Record extracts
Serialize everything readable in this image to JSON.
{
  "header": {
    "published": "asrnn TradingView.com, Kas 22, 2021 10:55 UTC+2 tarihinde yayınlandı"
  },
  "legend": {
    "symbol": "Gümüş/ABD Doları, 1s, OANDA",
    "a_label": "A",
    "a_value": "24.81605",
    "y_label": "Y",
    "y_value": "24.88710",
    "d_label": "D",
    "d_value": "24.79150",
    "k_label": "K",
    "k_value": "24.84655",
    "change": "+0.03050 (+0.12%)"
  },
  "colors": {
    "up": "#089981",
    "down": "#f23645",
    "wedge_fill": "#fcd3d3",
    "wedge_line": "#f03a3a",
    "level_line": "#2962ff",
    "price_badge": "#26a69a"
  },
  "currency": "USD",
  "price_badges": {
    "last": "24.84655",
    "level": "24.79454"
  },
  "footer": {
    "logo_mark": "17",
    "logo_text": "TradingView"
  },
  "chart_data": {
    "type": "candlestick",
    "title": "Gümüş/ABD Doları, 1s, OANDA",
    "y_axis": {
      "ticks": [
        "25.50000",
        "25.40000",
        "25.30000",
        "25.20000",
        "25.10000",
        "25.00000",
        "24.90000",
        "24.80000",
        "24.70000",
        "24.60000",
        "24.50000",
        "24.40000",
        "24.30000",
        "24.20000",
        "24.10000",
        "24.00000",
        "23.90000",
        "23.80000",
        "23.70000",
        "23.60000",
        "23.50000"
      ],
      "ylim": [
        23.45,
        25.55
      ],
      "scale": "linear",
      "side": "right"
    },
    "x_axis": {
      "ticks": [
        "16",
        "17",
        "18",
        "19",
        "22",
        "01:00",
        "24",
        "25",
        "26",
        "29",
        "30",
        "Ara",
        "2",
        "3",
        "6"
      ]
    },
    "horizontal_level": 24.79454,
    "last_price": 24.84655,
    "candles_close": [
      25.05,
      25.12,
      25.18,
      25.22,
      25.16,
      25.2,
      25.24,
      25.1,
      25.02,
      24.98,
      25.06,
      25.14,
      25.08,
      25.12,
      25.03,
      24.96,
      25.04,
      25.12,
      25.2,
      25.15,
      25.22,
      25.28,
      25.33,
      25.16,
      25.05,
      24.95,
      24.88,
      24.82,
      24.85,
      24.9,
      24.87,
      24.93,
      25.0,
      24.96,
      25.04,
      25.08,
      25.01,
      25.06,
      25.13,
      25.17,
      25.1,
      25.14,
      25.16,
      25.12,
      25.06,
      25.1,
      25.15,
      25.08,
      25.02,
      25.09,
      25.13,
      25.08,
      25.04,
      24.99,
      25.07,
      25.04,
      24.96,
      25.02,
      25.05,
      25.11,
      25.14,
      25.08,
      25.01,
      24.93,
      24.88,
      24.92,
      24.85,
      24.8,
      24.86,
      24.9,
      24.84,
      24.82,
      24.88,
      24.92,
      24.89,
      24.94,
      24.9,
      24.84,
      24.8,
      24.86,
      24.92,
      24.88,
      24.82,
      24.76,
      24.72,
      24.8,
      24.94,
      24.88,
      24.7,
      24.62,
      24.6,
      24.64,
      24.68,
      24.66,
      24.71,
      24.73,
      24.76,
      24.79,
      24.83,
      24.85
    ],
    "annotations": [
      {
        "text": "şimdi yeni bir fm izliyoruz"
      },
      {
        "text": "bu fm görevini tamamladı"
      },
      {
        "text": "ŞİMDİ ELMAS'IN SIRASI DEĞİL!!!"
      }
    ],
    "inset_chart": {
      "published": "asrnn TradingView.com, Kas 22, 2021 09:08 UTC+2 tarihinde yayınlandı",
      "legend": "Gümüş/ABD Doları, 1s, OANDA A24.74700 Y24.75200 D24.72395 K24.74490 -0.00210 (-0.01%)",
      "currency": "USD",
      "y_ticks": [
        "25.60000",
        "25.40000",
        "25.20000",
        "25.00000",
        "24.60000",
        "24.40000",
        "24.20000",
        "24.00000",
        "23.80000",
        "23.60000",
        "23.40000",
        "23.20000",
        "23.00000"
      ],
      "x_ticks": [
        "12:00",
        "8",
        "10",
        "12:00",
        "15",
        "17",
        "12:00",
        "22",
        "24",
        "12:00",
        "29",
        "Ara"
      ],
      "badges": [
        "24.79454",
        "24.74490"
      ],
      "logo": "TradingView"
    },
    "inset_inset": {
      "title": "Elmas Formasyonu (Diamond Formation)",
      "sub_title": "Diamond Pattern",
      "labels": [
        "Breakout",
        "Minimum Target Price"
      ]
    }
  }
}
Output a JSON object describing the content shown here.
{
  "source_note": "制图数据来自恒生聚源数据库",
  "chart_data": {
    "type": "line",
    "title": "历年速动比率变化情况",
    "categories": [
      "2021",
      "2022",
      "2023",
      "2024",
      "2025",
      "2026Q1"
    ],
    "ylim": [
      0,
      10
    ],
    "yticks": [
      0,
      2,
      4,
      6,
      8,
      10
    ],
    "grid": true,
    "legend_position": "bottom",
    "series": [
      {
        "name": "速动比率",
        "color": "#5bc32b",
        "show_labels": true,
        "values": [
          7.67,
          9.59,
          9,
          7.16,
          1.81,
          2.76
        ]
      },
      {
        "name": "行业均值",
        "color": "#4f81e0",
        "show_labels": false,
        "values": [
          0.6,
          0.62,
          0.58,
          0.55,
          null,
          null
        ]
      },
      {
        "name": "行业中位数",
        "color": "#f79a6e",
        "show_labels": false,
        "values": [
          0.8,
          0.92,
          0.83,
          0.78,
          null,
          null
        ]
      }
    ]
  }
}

The task
Print the records once more, exactly as they were given.

Completed task
Serialize everything readable in this image to JSON.
{
  "header": {
    "published": "asrnn TradingView.com, Kas 22, 2021 10:55 UTC+2 tarihinde yayınlandı"
  },
  "legend": {
    "symbol": "Gümüş/ABD Doları, 1s, OANDA",
    "a_label": "A",
    "a_value": "24.81605",
    "y_label": "Y",
    "y_value": "24.88710",
    "d_label": "D",
    "d_value": "24.79150",
    "k_label": "K",
    "k_value": "24.84655",
    "change": "+0.03050 (+0.12%)"
  },
  "colors": {
    "up": "#089981",
    "down": "#f23645",
    "wedge_fill": "#fcd3d3",
    "wedge_line": "#f03a3a",
    "level_line": "#2962ff",
    "price_badge": "#26a69a"
  },
  "currency": "USD",
  "price_badges": {
    "last": "24.84655",
    "level": "24.79454"
  },
  "footer": {
    "logo_mark": "17",
    "logo_text": "TradingView"
  },
  "chart_data": {
    "type": "candlestick",
    "title": "Gümüş/ABD Doları, 1s, OANDA",
    "y_axis": {
      "ticks": [
        "25.50000",
        "25.40000",
        "25.30000",
        "25.20000",
        "25.10000",
        "25.00000",
        "24.90000",
        "24.80000",
        "24.70000",
        "24.60000",
        "24.50000",
        "24.40000",
        "24.30000",
        "24.20000",
        "24.10000",
        "24.00000",
        "23.90000",
        "23.80000",
        "23.70000",
        "23.60000",
        "23.50000"
      ],
      "ylim": [
        23.45,
        25.55
      ],
      "scale": "linear",
      "side": "right"
    },
    "x_axis": {
      "ticks": [
        "16",
        "17",
        "18",
        "19",
        "22",
        "01:00",
        "24",
        "25",
        "26",
        "29",
        "30",
        "Ara",
        "2",
        "3",
        "6"
      ]
    },
    "horizontal_level": 24.79454,
    "last_price": 24.84655,
    "candles_close": [
      25.05,
      25.12,
      25.18,
      25.22,
      25.16,
      25.2,
      25.24,
      25.1,
      25.02,
      24.98,
      25.06,
      25.14,
      25.08,
      25.12,
      25.03,
      24.96,
      25.04,
      25.12,
      25.2,
      25.15,
      25.22,
      25.28,
      25.33,
      25.16,
      25.05,
      24.95,
      24.88,
      24.82,
      24.85,
      24.9,
      24.87,
      24.93,
      25.0,
      24.96,
      25.04,
      25.08,
      25.01,
      25.06,
      25.13,
      25.17,
      25.1,
      25.14,
      25.16,
      25.12,
      25.06,
      25.1,
      25.15,
      25.08,
      25.02,
      25.09,
      25.13,
      25.08,
      25.04,
      24.99,
      25.07,
      25.04,
      24.96,
      25.02,
      25.05,
      25.11,
      25.14,
      25.08,
      25.01,
      24.93,
      24.88,
      24.92,
      24.85,
      24.8,
      24.86,
      24.9,
      24.84,
      24.82,
      24.88,
      24.92,
      24.89,
      24.94,
      24.9,
      24.84,
      24.8,
      24.86,
      24.92,
      24.88,
      24.82,
      24.76,
      24.72,
      24.8,
      24.94,
      24.88,
      24.7,
      24.62,
      24.6,
      24.64,
      24.68,
      24.66,
      24.71,
      24.73,
      24.76,
      24.79,
      24.83,
      24.85
    ],
    "annotations": [
      {
        "text": "şimdi yeni bir fm izliyoruz"
      },
      {
        "text": "bu fm görevini tamamladı"
      },
      {
        "text": "ŞİMDİ ELMAS'IN SIRASI DEĞİL!!!"
      }
    ],
    "inset_chart": {
      "published": "asrnn TradingView.com, Kas 22, 2021 09:08 UTC+2 tarihinde yayınlandı",
      "legend": "Gümüş/ABD Doları, 1s, OANDA A24.74700 Y24.75200 D24.72395 K24.74490 -0.00210 (-0.01%)",
      "currency": "USD",
      "y_ticks": [
        "25.60000",
        "25.40000",
        "25.20000",
        "25.00000",
        "24.60000",
        "24.40000",
        "24.20000",
        "24.00000",
        "23.80000",
        "23.60000",
        "23.40000",
        "23.20000",
        "23.00000"
      ],
      "x_ticks": [
        "12:00",
        "8",
        "10",
        "12:00",
        "15",
        "17",
        "12:00",
        "22",
        "24",
        "12:00",
        "29",
        "Ara"
      ],
      "badges": [
        "24.79454",
        "24.74490"
      ],
      "logo": "TradingView"
    },
    "inset_inset": {
      "title": "Elmas Formasyonu (Diamond Formation)",
      "sub_title": "Diamond Pattern",
      "labels": [
        "Breakout",
        "Minimum Target Price"
      ]
    }
  }
}
Output a JSON object describing the content shown here.
{
  "source_note": "制图数据来自恒生聚源数据库",
  "chart_data": {
    "type": "line",
    "title": "历年速动比率变化情况",
    "categories": [
      "2021",
      "2022",
      "2023",
      "2024",
      "2025",
      "2026Q1"
    ],
    "ylim": [
      0,
      10
    ],
    "yticks": [
      0,
      2,
      4,
      6,
      8,
      10
    ],
    "grid": true,
    "legend_position": "bottom",
    "series": [
      {
        "name": "速动比率",
        "color": "#5bc32b",
        "show_labels": true,
        "values": [
          7.67,
          9.59,
          9,
          7.16,
          1.81,
          2.76
        ]
      },
      {
        "name": "行业均值",
        "color": "#4f81e0",
        "show_labels": false,
        "values": [
          0.6,
          0.62,
          0.58,
          0.55,
          null,
          null
        ]
      },
      {
        "name": "行业中位数",
        "color": "#f79a6e",
        "show_labels": false,
        "values": [
          0.8,
          0.92,
          0.83,
          0.78,
          null,
          null
        ]
      }
    ]
  }
}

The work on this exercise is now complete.